[Dataset listings of figures]
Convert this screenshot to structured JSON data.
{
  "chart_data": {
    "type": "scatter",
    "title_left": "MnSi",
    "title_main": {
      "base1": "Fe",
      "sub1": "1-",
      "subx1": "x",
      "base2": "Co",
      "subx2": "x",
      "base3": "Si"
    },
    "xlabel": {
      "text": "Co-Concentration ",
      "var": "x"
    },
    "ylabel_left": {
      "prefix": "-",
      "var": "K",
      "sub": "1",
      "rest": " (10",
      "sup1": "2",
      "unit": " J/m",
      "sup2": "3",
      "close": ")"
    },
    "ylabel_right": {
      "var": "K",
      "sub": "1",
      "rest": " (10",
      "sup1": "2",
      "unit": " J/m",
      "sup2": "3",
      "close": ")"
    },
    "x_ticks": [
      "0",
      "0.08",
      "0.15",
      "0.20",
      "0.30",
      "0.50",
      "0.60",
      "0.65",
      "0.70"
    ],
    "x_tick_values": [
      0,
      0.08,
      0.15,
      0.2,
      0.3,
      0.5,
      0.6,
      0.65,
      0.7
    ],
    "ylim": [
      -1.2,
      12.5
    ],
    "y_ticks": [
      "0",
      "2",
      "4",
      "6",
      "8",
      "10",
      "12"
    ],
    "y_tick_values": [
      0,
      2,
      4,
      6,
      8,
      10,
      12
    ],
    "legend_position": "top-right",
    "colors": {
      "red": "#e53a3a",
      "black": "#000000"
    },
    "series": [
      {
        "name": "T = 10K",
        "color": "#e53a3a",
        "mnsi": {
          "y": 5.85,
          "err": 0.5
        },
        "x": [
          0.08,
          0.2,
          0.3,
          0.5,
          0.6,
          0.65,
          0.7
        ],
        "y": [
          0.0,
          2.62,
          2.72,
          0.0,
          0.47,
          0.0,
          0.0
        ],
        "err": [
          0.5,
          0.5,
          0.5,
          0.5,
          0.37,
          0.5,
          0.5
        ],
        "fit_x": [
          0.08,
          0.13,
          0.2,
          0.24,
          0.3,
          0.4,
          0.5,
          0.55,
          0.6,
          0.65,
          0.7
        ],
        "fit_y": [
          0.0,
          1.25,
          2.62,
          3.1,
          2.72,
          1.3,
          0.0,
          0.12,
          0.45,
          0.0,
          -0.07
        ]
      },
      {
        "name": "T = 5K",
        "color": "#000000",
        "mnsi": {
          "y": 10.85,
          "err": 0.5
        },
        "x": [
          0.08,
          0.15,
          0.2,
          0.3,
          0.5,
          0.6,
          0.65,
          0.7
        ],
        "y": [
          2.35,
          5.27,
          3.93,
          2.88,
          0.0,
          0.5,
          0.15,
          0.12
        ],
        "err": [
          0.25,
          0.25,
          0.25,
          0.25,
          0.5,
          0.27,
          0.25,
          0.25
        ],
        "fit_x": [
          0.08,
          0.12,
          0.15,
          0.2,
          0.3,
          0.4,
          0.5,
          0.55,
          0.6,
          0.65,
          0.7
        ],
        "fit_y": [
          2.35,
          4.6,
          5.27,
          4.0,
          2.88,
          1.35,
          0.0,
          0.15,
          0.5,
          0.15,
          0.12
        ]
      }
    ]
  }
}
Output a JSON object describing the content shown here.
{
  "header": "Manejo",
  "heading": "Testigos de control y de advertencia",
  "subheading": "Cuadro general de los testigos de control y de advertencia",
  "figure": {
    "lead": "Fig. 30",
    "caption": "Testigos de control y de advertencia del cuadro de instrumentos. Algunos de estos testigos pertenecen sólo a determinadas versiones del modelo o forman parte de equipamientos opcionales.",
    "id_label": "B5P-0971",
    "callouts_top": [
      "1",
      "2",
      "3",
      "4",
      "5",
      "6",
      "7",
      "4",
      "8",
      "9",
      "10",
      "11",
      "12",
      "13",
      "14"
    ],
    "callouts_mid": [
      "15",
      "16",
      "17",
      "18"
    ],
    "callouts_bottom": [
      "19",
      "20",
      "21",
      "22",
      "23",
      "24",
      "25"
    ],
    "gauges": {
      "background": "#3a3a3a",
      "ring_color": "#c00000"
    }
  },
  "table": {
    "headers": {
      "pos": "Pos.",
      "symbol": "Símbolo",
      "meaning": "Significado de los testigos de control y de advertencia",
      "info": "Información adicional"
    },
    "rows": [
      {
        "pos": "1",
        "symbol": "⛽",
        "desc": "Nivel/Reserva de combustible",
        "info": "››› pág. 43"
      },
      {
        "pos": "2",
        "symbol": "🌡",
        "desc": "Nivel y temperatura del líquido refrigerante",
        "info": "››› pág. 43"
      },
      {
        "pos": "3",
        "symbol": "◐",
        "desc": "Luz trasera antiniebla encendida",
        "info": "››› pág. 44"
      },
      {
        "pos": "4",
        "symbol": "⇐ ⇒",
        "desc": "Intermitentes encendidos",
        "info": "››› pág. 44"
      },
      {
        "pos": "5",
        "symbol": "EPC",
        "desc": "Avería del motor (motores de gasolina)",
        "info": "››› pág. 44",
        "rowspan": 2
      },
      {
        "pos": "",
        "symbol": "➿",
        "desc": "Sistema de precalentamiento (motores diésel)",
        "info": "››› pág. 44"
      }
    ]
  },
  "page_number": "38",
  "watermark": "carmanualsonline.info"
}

GOAL: From the entries above, collect every line with the string "JSON" in it.

EXPECTED ANSWER:
Convert this screenshot to structured JSON data.
Output a JSON object describing the content shown here.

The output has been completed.